::: Information provided :::
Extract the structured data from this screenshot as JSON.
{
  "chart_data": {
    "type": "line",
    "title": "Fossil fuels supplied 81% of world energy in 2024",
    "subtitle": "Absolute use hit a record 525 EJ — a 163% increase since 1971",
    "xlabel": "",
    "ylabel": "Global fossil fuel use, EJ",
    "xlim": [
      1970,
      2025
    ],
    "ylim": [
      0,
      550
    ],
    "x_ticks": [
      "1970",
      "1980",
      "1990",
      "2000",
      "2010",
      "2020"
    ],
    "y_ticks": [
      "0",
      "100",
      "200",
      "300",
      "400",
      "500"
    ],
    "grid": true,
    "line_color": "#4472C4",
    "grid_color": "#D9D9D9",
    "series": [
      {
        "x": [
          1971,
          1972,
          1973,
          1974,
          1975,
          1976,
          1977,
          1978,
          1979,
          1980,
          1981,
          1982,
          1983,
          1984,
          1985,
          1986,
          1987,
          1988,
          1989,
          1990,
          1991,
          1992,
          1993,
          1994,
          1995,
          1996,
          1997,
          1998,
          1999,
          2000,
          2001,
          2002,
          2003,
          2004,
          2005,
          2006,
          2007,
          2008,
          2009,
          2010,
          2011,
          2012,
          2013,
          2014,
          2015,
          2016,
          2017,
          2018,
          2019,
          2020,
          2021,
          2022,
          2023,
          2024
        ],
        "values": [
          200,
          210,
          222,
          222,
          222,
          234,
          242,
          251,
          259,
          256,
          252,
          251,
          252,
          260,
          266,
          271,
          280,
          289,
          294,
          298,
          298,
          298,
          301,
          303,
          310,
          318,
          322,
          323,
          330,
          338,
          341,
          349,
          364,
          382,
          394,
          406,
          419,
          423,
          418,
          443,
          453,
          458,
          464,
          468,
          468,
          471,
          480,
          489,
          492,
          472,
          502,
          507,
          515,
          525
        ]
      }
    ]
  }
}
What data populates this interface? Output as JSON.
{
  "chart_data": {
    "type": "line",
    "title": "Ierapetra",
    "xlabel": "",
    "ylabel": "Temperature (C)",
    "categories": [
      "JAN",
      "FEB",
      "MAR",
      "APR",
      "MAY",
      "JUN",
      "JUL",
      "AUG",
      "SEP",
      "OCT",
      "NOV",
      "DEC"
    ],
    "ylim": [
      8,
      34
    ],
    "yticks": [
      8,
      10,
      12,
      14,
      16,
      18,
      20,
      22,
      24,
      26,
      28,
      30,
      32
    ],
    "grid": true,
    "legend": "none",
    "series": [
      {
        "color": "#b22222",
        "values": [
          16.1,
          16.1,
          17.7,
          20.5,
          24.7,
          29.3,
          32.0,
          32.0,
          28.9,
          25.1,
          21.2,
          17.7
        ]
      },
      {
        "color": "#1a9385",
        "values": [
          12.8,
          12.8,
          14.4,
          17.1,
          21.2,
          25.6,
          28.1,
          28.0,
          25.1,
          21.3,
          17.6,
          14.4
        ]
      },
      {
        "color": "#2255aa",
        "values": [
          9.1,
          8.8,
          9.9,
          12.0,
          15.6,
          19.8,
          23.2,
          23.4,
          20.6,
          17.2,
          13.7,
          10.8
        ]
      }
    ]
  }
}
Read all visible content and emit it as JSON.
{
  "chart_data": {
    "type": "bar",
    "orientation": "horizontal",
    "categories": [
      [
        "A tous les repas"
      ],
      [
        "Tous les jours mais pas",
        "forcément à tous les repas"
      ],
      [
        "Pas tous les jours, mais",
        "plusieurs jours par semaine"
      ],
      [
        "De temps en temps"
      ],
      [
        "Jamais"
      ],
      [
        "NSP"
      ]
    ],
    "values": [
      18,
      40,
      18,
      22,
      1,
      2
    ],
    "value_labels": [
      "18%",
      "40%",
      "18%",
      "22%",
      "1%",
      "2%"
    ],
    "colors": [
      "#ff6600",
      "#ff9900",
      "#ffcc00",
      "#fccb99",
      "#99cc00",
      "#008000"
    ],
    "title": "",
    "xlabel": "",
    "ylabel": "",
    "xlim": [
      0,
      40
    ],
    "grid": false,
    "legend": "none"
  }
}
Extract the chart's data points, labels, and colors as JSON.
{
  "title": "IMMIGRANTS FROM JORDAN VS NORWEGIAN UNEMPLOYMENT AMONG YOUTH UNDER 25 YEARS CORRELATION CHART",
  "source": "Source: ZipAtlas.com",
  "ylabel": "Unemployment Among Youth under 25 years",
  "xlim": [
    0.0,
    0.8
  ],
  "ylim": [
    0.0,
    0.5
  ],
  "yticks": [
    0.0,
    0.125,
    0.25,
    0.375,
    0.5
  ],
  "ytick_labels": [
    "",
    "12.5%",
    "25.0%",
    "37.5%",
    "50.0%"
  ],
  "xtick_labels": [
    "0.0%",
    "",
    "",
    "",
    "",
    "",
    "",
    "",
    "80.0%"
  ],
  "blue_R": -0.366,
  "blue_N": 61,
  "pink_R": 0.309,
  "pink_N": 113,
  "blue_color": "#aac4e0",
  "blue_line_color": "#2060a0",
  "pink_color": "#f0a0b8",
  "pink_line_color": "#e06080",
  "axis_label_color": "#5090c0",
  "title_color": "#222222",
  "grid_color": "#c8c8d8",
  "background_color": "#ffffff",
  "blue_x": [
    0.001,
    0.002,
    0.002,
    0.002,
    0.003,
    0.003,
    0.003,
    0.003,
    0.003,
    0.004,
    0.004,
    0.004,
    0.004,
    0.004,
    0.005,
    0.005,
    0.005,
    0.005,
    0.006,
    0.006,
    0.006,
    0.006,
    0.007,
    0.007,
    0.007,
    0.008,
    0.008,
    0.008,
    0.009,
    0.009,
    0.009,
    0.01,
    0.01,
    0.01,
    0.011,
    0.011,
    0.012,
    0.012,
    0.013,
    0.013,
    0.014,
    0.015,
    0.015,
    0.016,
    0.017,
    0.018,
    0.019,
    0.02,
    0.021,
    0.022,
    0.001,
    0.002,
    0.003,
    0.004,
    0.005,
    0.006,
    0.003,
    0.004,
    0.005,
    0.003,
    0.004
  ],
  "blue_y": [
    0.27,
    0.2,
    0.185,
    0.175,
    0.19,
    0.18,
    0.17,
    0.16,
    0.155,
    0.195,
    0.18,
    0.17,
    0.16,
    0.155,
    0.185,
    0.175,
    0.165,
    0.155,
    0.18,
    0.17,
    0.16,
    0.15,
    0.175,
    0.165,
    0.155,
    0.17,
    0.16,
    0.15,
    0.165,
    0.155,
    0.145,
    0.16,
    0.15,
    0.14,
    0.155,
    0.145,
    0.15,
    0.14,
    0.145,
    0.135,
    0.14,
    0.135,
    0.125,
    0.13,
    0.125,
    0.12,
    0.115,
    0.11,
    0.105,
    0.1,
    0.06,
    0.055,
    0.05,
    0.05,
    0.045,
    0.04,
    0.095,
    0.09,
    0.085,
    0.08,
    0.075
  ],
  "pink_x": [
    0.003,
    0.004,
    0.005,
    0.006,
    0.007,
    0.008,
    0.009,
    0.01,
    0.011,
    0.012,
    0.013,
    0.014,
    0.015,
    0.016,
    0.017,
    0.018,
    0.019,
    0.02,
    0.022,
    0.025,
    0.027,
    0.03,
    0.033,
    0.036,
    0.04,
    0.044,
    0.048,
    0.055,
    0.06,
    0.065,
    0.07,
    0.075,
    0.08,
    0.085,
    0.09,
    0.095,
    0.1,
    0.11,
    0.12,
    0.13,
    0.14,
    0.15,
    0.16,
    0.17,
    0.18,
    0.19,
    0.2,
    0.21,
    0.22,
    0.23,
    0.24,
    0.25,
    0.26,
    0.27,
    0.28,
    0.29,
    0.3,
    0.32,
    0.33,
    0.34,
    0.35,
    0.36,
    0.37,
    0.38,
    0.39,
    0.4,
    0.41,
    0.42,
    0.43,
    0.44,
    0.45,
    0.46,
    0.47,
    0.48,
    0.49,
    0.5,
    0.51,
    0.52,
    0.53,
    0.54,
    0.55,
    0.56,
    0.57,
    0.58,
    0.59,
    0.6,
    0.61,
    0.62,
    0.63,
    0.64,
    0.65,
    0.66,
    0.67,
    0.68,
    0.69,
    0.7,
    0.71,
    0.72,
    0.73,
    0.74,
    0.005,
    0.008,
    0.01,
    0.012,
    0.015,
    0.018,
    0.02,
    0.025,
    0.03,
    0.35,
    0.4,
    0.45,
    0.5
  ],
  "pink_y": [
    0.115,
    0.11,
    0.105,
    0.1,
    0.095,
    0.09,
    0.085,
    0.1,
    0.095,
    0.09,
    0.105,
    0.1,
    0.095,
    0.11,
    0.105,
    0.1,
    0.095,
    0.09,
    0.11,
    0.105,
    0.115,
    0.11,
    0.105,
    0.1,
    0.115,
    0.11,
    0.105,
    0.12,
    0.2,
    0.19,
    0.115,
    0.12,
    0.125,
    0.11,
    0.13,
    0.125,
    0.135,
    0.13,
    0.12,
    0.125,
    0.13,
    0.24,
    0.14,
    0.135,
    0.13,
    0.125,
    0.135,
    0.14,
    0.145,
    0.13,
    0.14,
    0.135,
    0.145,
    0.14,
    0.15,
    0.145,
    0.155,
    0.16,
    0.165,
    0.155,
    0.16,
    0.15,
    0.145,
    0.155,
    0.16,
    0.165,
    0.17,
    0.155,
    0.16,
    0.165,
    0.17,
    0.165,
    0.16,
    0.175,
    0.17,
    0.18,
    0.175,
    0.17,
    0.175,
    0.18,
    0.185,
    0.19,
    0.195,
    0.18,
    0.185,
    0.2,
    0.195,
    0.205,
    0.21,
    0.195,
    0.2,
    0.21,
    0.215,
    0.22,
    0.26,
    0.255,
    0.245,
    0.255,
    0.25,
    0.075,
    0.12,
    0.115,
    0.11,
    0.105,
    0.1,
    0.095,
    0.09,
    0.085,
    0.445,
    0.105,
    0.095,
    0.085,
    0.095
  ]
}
:::
Task: Where a line of the entries contains the word "jours", copy that line.

Output of the exercise:
        "Tous les jours mais pas",
        "Pas tous les jours, mais",
        "plusieurs jours par semaine"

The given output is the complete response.